_Objective_:
Scan the records and identify every line in which the string "content" occurs, then return those lines.
>> Begin
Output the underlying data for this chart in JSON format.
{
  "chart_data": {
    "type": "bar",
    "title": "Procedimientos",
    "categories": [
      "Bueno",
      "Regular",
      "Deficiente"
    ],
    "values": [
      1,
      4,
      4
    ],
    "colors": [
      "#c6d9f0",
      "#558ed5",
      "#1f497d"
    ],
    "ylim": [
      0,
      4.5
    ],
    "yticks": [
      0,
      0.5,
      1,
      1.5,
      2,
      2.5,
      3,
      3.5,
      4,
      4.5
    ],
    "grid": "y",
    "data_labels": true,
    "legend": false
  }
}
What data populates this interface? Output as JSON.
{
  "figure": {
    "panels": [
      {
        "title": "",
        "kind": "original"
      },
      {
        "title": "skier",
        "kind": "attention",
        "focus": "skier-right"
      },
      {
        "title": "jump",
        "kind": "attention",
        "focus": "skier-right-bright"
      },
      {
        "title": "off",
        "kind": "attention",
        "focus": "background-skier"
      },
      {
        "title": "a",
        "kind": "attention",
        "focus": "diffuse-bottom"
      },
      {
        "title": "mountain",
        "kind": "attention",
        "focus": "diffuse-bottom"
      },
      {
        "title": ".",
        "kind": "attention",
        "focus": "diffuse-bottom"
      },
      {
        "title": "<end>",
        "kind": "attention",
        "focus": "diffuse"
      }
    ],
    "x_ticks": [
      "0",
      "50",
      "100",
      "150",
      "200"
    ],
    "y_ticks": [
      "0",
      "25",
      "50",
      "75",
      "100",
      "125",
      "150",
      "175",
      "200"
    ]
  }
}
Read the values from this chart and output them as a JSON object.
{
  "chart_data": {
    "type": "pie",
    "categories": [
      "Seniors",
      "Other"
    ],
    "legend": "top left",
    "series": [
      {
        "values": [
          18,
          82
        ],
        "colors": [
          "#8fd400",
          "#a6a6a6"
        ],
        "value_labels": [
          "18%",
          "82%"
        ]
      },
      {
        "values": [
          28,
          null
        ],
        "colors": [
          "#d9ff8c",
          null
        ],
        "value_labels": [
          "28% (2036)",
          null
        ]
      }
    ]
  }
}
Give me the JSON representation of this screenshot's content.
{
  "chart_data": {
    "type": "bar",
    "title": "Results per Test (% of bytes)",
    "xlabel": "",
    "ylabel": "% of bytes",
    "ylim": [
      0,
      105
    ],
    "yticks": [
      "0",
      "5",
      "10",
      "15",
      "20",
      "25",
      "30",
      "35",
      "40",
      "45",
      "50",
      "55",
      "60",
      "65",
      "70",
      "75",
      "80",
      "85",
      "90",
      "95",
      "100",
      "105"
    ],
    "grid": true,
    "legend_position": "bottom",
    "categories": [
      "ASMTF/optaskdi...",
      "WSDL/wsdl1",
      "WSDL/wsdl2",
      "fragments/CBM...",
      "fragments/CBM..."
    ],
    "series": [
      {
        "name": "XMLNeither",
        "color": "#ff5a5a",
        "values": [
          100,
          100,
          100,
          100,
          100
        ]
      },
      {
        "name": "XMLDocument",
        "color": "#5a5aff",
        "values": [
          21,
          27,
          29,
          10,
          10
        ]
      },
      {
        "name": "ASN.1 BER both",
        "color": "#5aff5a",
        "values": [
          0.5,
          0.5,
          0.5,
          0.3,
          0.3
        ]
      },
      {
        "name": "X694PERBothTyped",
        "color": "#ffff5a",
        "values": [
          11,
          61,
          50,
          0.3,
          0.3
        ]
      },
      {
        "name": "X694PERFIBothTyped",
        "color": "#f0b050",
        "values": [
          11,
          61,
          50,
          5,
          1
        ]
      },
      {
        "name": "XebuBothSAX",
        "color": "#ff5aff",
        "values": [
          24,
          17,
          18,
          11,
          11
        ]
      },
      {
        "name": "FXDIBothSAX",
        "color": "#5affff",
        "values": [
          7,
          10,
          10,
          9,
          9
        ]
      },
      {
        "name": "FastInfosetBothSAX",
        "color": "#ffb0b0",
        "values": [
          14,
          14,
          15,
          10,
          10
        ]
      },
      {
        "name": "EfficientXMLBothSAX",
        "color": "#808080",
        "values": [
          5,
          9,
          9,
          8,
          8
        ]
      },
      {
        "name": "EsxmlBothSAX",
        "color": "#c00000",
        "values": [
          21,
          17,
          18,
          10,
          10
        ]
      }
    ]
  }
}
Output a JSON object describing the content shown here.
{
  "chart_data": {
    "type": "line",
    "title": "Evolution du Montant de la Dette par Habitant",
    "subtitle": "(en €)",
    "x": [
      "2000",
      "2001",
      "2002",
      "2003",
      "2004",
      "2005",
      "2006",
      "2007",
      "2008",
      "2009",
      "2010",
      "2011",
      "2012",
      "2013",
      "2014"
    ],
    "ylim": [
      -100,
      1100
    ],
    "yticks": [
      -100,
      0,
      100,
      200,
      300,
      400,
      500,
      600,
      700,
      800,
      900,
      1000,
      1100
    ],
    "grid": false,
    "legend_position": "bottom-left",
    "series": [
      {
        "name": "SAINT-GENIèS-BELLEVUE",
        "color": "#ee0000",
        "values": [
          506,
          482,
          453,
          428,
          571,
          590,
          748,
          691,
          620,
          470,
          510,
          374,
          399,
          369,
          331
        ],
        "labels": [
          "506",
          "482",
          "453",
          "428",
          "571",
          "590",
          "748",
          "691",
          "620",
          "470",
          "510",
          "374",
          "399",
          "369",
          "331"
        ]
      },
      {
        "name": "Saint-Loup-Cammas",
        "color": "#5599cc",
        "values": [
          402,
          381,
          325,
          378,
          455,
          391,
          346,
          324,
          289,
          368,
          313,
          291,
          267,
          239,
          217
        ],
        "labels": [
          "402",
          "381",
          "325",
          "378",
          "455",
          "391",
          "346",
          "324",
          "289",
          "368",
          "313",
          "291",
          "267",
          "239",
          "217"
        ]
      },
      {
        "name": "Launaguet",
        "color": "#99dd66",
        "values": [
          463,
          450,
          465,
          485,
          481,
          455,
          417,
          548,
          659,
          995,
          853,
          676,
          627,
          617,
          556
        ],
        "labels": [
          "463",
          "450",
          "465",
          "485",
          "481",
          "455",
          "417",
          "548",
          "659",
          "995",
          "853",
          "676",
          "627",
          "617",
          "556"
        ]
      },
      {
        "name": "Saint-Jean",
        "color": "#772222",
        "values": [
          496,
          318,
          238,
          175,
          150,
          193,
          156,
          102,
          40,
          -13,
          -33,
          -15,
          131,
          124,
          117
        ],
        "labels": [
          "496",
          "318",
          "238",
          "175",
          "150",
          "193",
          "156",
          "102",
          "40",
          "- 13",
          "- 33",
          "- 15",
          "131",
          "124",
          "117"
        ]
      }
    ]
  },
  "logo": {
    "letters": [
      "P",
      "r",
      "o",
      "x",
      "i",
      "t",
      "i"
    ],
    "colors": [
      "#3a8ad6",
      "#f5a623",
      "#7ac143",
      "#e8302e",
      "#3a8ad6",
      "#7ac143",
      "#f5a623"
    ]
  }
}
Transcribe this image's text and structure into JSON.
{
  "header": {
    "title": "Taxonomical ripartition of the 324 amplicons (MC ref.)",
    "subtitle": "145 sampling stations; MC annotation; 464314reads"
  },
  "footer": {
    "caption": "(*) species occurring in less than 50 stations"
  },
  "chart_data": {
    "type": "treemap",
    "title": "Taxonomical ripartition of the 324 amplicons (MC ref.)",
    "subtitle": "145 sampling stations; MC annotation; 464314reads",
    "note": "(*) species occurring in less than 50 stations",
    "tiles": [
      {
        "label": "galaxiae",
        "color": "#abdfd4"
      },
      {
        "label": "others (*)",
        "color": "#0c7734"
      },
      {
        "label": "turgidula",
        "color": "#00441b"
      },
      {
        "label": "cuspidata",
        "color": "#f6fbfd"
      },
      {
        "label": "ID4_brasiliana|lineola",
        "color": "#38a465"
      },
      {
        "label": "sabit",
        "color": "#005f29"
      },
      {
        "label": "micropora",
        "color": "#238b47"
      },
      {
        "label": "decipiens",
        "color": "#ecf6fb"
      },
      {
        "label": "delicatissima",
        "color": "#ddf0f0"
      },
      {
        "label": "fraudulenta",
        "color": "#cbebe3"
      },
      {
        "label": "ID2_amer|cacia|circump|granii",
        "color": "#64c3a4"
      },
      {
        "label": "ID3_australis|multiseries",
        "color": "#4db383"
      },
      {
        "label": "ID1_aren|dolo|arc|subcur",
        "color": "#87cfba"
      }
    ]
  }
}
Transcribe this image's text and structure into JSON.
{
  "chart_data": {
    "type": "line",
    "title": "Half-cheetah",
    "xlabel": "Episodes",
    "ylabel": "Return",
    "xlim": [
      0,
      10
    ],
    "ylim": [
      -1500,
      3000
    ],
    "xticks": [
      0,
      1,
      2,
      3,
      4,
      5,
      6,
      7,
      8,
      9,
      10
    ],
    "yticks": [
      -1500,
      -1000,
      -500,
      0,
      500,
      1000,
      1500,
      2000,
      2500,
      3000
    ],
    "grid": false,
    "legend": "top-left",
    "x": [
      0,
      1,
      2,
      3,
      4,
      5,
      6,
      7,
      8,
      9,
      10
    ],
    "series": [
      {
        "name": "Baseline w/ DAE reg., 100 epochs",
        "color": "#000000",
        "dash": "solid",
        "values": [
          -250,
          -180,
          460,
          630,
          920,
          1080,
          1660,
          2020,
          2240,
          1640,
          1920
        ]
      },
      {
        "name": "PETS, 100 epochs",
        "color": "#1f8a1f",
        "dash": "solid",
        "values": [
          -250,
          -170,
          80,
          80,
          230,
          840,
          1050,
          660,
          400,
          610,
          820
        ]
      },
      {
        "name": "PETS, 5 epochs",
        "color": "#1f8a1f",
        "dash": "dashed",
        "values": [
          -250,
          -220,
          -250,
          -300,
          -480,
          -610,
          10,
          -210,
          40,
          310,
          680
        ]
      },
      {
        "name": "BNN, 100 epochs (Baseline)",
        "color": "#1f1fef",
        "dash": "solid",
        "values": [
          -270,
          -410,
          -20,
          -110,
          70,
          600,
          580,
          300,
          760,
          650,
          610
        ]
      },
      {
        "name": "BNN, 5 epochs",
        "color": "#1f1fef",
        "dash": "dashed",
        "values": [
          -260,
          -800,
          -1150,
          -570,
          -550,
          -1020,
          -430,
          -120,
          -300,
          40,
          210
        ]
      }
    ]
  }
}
>> End
_Final result_:
Give me the JSON representation of this screenshot's content.
Output a JSON object describing the content shown here.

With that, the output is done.